* _Supplied information_
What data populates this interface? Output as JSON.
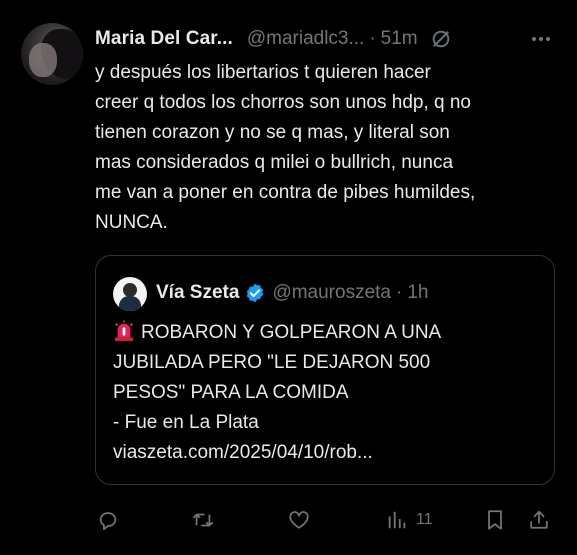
{
  "author": {
    "display_name": "Maria Del Car...",
    "handle": "@mariadlc3...",
    "separator": "·",
    "time": "51m"
  },
  "tweet_text": "y después los libertarios t quieren hacer\ncreer q todos los chorros son unos hdp, q no\ntienen corazon y no se q mas, y literal son\nmas considerados q milei o bullrich, nunca\nme van a poner en contra de pibes humildes,\nNUNCA.",
  "quoted": {
    "display_name": "Vía Szeta",
    "handle": "@mauroszeta",
    "separator": "·",
    "time": "1h",
    "lines": [
      "ROBARON Y GOLPEARON A UNA",
      "JUBILADA PERO \"LE DEJARON 500",
      "PESOS\" PARA LA COMIDA",
      "- Fue en La Plata",
      "viaszeta.com/2025/04/10/rob..."
    ]
  },
  "actions": {
    "views_count": "11"
  },
  "icons": {
    "grok": "grok-icon",
    "more": "more-icon",
    "verified": "verified-badge-icon",
    "siren": "siren-emoji-icon",
    "reply": "reply-icon",
    "retweet": "retweet-icon",
    "like": "like-icon",
    "views": "views-icon",
    "bookmark": "bookmark-icon",
    "share": "share-icon"
  },
  "colors": {
    "background": "#000000",
    "text_primary": "#e7e9ea",
    "text_secondary": "#71767b",
    "border": "#2f3336",
    "verified": "#1d9bf0"
  }
}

* _Exercise goal_
Transcribe the full listing above exactly, with the images removed.

* _Result_
What data populates this interface? Output as JSON.
{
  "author": {
    "display_name": "Maria Del Car...",
    "handle": "@mariadlc3...",
    "separator": "·",
    "time": "51m"
  },
  "tweet_text": "y después los libertarios t quieren hacer\ncreer q todos los chorros son unos hdp, q no\ntienen corazon y no se q mas, y literal son\nmas considerados q milei o bullrich, nunca\nme van a poner en contra de pibes humildes,\nNUNCA.",
  "quoted": {
    "display_name": "Vía Szeta",
    "handle": "@mauroszeta",
    "separator": "·",
    "time": "1h",
    "lines": [
      "ROBARON Y GOLPEARON A UNA",
      "JUBILADA PERO \"LE DEJARON 500",
      "PESOS\" PARA LA COMIDA",
      "- Fue en La Plata",
      "viaszeta.com/2025/04/10/rob..."
    ]
  },
  "actions": {
    "views_count": "11"
  },
  "icons": {
    "grok": "grok-icon",
    "more": "more-icon",
    "verified": "verified-badge-icon",
    "siren": "siren-emoji-icon",
    "reply": "reply-icon",
    "retweet": "retweet-icon",
    "like": "like-icon",
    "views": "views-icon",
    "bookmark": "bookmark-icon",
    "share": "share-icon"
  },
  "colors": {
    "background": "#000000",
    "text_primary": "#e7e9ea",
    "text_secondary": "#71767b",
    "border": "#2f3336",
    "verified": "#1d9bf0"
  }
}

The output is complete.